==== Records shown ====

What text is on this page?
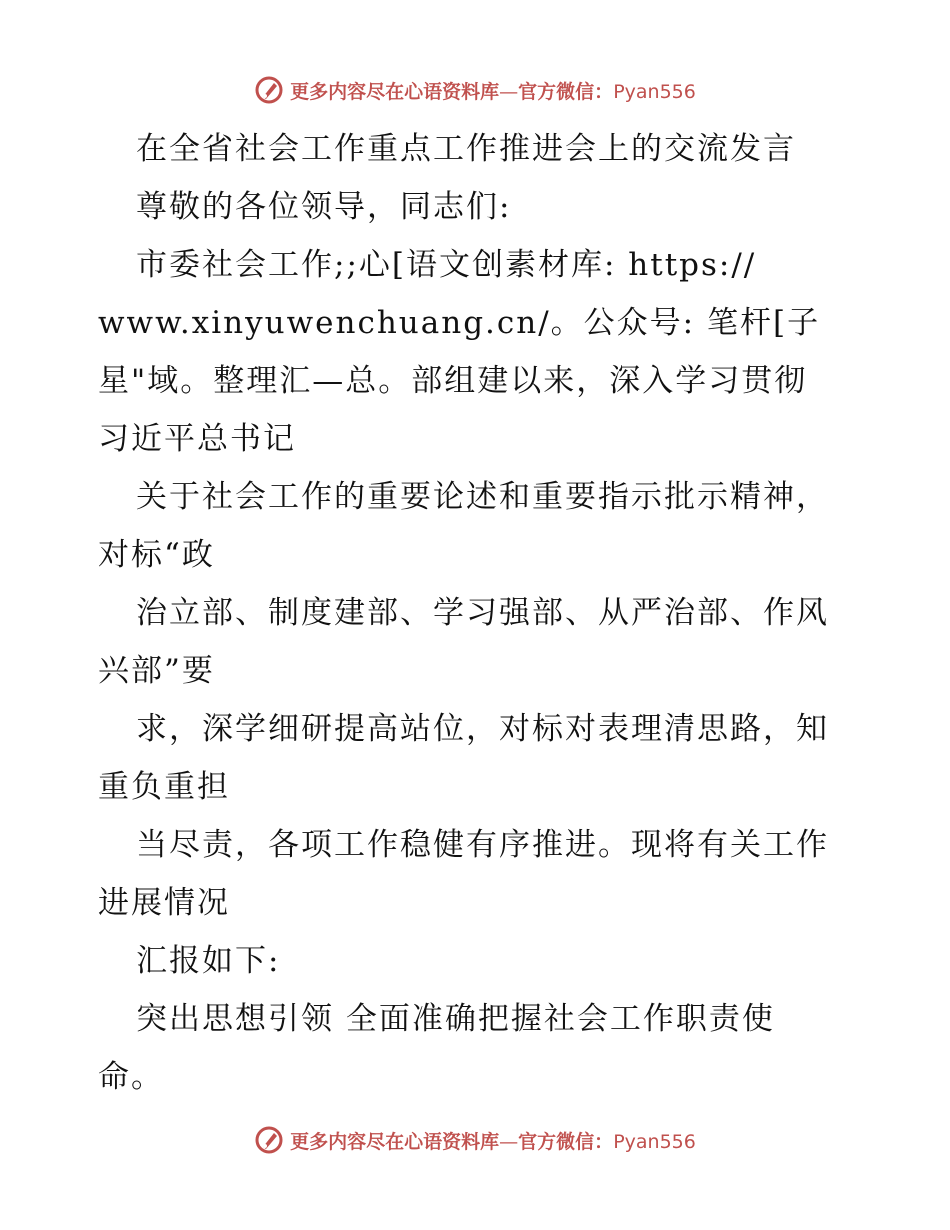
更多内容尽在心语资料库—官方微信：Pyan556
在全省社会工作重点工作推进会上的交流发言
尊敬的各位领导，同志们:
市委社会工作;;心[语文创素材库: https://
www.xinyuwenchuang.cn/。公众号: 笔杆[子
星"域。整理汇—总。部组建以来，深入学习贯彻
习近平总书记
关于社会工作的重要论述和重要指示批示精神，
对标“政
治立部、制度建部、学习强部、从严治部、作风
兴部”要
求，深学细研提高站位，对标对表理清思路，知
重负重担
当尽责，各项工作稳健有序推进。现将有关工作
进展情况
汇报如下:
突出思想引领 全面准确把握社会工作职责使
命。
更多内容尽在心语资料库—官方微信：Pyan556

====

» Task description
Copy the records exactly. Skip the pictures.

» Final result
What text is on this page?
更多内容尽在心语资料库—官方微信：Pyan556
在全省社会工作重点工作推进会上的交流发言
尊敬的各位领导，同志们:
市委社会工作;;心[语文创素材库: https://
www.xinyuwenchuang.cn/。公众号: 笔杆[子
星"域。整理汇—总。部组建以来，深入学习贯彻
习近平总书记
关于社会工作的重要论述和重要指示批示精神，
对标“政
治立部、制度建部、学习强部、从严治部、作风
兴部”要
求，深学细研提高站位，对标对表理清思路，知
重负重担
当尽责，各项工作稳健有序推进。现将有关工作
进展情况
汇报如下:
突出思想引领 全面准确把握社会工作职责使
命。
更多内容尽在心语资料库—官方微信：Pyan556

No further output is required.